• _Task_
Look through the listing below and give the number of lines that hold "Montréal". Say nothing more.

[start Records to process]

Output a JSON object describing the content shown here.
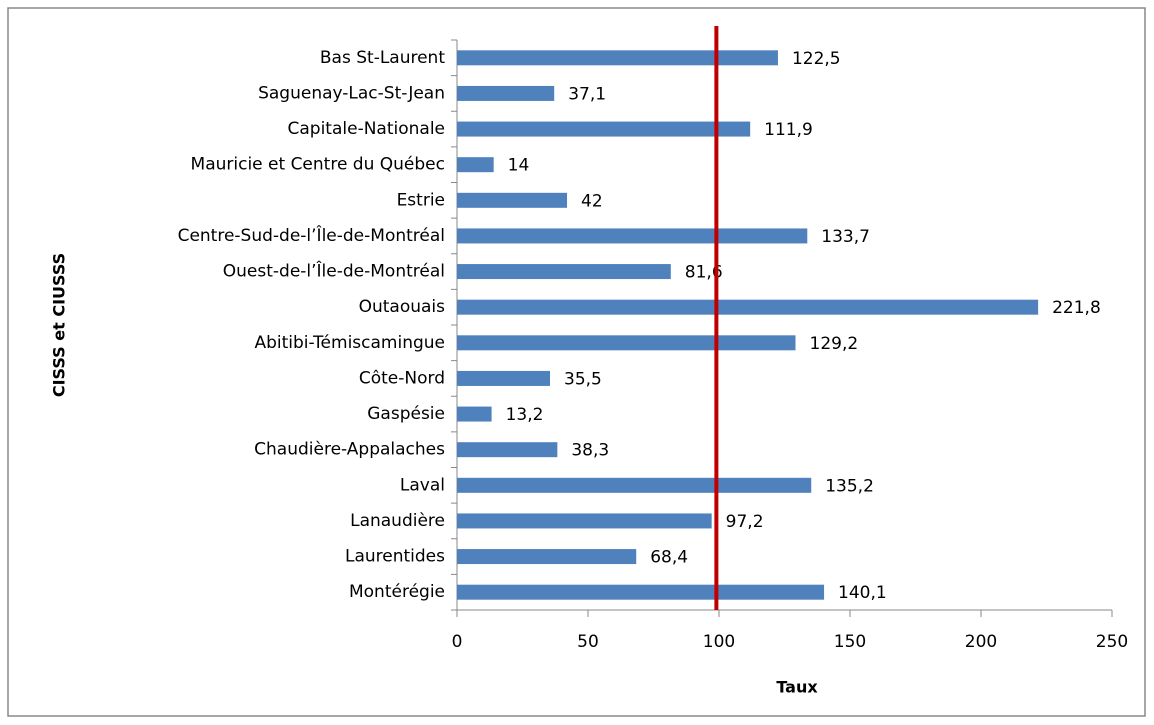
{
  "chart_data": {
    "type": "barh",
    "x_label": "Taux",
    "y_label": "CISSS et CIUSSS",
    "categories": [
      "Bas St-Laurent",
      "Saguenay-Lac-St-Jean",
      "Capitale-Nationale",
      "Mauricie et Centre du Québec",
      "Estrie",
      "Centre-Sud-de-l’Île-de-Montréal",
      "Ouest-de-l’Île-de-Montréal",
      "Outaouais",
      "Abitibi-Témiscamingue",
      "Côte-Nord",
      "Gaspésie",
      "Chaudière-Appalaches",
      "Laval",
      "Lanaudière",
      "Laurentides",
      "Montérégie"
    ],
    "values": [
      122.5,
      37.1,
      111.9,
      14,
      42,
      133.7,
      81.6,
      221.8,
      129.2,
      35.5,
      13.2,
      38.3,
      135.2,
      97.2,
      68.4,
      140.1
    ],
    "value_labels": [
      "122,5",
      "37,1",
      "111,9",
      "14",
      "42",
      "133,7",
      "81,6",
      "221,8",
      "129,2",
      "35,5",
      "13,2",
      "38,3",
      "135,2",
      "97,2",
      "68,4",
      "140,1"
    ],
    "color": "#4f81bd",
    "xlim": [
      0,
      250
    ],
    "xticks": [
      0,
      50,
      100,
      150,
      200,
      250
    ],
    "reference_line": {
      "value": 99,
      "color": "#c00000"
    },
    "grid": false
  }
}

[end Records to process]

• _Exercise result_
2